Extracts from a graphics dataset:
■ ■ ■ ■
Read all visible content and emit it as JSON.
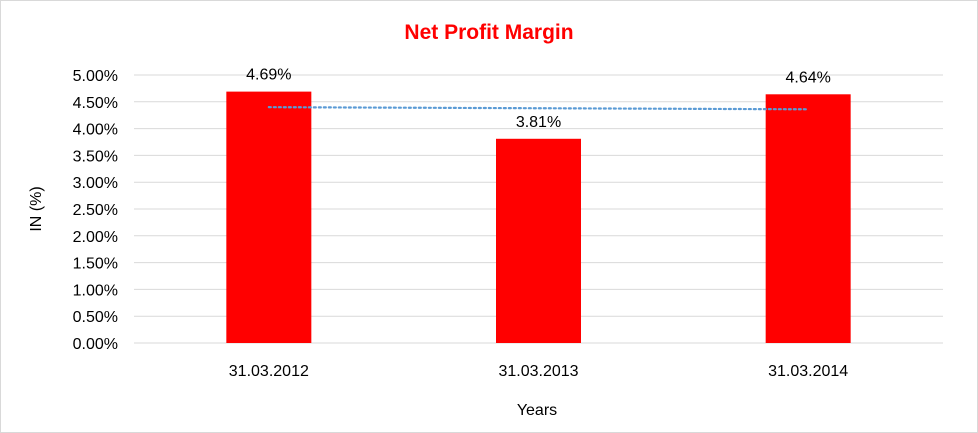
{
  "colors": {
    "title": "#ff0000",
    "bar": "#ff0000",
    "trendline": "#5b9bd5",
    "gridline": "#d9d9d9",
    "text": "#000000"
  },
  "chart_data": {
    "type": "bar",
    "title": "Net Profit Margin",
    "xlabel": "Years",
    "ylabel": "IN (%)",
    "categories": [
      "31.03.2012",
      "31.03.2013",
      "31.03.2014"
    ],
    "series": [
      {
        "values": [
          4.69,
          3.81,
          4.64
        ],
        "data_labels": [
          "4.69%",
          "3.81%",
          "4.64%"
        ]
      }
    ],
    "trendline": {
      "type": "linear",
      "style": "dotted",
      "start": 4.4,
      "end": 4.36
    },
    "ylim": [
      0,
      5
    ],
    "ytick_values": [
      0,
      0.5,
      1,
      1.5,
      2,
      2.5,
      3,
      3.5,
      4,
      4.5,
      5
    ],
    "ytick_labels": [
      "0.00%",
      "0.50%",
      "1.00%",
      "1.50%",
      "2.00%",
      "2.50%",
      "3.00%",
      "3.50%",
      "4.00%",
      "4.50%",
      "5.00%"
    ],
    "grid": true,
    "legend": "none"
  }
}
■ ■ ■ ■
**Task instructions**
Return all of the entries word for word, but omit the pictures.

**Finished task**
Read all visible content and emit it as JSON.
{
  "colors": {
    "title": "#ff0000",
    "bar": "#ff0000",
    "trendline": "#5b9bd5",
    "gridline": "#d9d9d9",
    "text": "#000000"
  },
  "chart_data": {
    "type": "bar",
    "title": "Net Profit Margin",
    "xlabel": "Years",
    "ylabel": "IN (%)",
    "categories": [
      "31.03.2012",
      "31.03.2013",
      "31.03.2014"
    ],
    "series": [
      {
        "values": [
          4.69,
          3.81,
          4.64
        ],
        "data_labels": [
          "4.69%",
          "3.81%",
          "4.64%"
        ]
      }
    ],
    "trendline": {
      "type": "linear",
      "style": "dotted",
      "start": 4.4,
      "end": 4.36
    },
    "ylim": [
      0,
      5
    ],
    "ytick_values": [
      0,
      0.5,
      1,
      1.5,
      2,
      2.5,
      3,
      3.5,
      4,
      4.5,
      5
    ],
    "ytick_labels": [
      "0.00%",
      "0.50%",
      "1.00%",
      "1.50%",
      "2.00%",
      "2.50%",
      "3.00%",
      "3.50%",
      "4.00%",
      "4.50%",
      "5.00%"
    ],
    "grid": true,
    "legend": "none"
  }
}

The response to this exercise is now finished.